**Assignment**
Within the material below, filter for lines that hold the word "Phenylalanine".

Data section: Begin

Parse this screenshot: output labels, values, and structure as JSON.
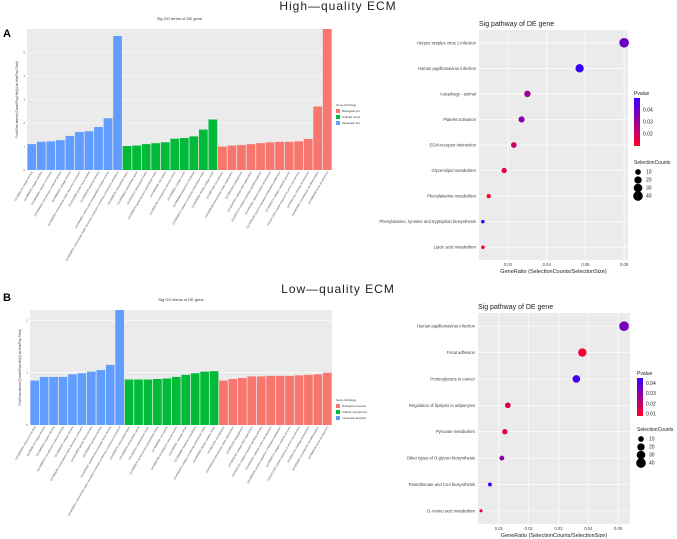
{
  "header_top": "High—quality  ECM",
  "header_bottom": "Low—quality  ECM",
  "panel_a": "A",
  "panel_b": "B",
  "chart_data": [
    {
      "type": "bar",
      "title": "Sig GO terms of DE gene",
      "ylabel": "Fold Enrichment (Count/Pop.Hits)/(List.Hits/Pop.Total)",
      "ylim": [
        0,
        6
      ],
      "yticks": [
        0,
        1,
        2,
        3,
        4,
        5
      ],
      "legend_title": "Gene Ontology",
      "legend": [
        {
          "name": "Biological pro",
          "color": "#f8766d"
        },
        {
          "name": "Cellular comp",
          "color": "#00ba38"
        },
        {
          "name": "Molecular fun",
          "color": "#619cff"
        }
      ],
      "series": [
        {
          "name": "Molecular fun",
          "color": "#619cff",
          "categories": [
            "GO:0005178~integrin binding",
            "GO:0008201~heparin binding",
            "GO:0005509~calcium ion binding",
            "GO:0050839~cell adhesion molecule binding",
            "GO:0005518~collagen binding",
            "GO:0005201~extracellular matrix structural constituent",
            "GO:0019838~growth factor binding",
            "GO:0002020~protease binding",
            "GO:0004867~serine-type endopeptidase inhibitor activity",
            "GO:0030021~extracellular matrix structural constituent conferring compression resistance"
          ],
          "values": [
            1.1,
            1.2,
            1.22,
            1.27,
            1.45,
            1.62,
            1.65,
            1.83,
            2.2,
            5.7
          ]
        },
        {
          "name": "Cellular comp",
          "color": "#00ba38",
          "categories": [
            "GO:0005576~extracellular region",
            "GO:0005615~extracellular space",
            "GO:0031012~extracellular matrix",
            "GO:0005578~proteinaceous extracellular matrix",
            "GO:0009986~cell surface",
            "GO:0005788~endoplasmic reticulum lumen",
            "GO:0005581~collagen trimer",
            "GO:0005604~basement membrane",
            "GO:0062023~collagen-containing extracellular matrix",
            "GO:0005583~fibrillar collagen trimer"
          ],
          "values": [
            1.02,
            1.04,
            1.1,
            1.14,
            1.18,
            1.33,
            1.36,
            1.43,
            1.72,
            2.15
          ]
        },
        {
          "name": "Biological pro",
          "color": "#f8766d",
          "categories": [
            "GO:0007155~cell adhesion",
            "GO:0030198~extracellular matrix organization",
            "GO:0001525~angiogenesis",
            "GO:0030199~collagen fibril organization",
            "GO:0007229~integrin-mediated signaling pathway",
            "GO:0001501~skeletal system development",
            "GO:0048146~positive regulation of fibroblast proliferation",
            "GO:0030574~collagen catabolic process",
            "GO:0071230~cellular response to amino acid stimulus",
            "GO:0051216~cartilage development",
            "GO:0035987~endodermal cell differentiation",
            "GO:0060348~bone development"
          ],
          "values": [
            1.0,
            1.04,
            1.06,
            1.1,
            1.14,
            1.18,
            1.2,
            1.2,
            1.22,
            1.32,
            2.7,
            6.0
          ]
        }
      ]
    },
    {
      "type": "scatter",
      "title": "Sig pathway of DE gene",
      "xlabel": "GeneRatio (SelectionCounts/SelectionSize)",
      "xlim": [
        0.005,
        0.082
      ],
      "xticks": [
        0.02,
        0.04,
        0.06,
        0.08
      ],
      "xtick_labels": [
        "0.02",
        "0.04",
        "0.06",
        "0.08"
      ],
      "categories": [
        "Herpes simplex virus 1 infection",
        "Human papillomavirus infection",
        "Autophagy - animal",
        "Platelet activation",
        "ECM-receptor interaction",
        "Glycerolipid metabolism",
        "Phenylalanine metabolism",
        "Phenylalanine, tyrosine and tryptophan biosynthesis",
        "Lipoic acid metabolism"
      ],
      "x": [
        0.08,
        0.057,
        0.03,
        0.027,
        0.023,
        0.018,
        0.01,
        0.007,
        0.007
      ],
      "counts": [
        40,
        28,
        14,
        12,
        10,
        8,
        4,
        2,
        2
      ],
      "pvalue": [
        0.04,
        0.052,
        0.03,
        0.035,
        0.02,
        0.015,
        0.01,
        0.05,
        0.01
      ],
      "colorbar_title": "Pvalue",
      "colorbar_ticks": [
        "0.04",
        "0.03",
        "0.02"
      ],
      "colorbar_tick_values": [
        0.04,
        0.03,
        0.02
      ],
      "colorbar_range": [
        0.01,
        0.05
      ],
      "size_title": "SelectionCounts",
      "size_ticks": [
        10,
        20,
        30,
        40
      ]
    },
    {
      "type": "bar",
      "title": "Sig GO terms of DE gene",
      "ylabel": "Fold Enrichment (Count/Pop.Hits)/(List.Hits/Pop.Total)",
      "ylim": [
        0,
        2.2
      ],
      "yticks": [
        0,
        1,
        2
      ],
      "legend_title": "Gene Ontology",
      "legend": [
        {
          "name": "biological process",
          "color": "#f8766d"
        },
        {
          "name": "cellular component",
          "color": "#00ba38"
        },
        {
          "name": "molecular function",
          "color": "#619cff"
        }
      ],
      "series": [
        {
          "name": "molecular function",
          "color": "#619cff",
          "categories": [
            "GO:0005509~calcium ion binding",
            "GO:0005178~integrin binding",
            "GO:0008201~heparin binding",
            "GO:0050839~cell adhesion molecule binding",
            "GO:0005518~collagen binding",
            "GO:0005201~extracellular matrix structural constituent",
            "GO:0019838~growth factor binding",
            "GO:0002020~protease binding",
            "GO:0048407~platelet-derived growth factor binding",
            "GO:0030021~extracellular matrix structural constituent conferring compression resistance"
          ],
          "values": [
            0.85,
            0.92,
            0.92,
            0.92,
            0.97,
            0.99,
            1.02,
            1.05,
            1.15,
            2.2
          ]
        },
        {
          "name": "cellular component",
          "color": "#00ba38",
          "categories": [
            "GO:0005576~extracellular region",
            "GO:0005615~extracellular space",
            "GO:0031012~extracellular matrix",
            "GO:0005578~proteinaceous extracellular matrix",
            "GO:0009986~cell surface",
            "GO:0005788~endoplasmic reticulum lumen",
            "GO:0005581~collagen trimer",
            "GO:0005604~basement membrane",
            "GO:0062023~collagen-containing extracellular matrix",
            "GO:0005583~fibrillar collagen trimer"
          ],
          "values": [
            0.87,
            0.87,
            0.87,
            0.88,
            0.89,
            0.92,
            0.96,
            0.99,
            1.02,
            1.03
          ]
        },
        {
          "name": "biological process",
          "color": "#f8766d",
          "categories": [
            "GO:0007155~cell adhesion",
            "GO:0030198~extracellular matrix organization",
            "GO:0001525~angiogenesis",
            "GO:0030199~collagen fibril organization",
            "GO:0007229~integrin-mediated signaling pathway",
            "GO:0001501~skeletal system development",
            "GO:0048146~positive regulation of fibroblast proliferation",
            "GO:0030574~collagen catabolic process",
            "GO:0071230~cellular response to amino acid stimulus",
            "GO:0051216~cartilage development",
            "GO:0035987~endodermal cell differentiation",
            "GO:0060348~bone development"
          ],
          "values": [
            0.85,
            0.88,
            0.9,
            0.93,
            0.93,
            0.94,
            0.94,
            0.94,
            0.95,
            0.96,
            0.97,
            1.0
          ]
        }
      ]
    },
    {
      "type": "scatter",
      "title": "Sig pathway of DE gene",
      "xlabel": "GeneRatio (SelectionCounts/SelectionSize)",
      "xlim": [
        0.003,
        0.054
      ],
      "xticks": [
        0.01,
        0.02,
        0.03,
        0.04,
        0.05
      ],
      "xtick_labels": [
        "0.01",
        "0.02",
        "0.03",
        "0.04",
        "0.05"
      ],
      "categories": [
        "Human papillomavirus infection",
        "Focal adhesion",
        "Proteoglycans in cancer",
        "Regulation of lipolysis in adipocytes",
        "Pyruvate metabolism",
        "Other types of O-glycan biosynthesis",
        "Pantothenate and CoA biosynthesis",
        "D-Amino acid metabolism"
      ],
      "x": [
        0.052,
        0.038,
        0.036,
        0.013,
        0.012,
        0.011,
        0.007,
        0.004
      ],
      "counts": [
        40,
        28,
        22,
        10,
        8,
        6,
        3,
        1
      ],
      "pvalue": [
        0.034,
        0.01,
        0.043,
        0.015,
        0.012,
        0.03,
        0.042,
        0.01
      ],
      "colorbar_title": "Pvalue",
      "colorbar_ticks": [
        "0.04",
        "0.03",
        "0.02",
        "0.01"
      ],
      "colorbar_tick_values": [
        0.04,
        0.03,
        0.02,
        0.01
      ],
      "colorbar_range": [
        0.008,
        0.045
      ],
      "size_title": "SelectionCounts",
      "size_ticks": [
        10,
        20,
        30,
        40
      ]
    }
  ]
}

Data section: End

**Exercise output**
        "Phenylalanine metabolism",
        "Phenylalanine, tyrosine and tryptophan biosynthesis",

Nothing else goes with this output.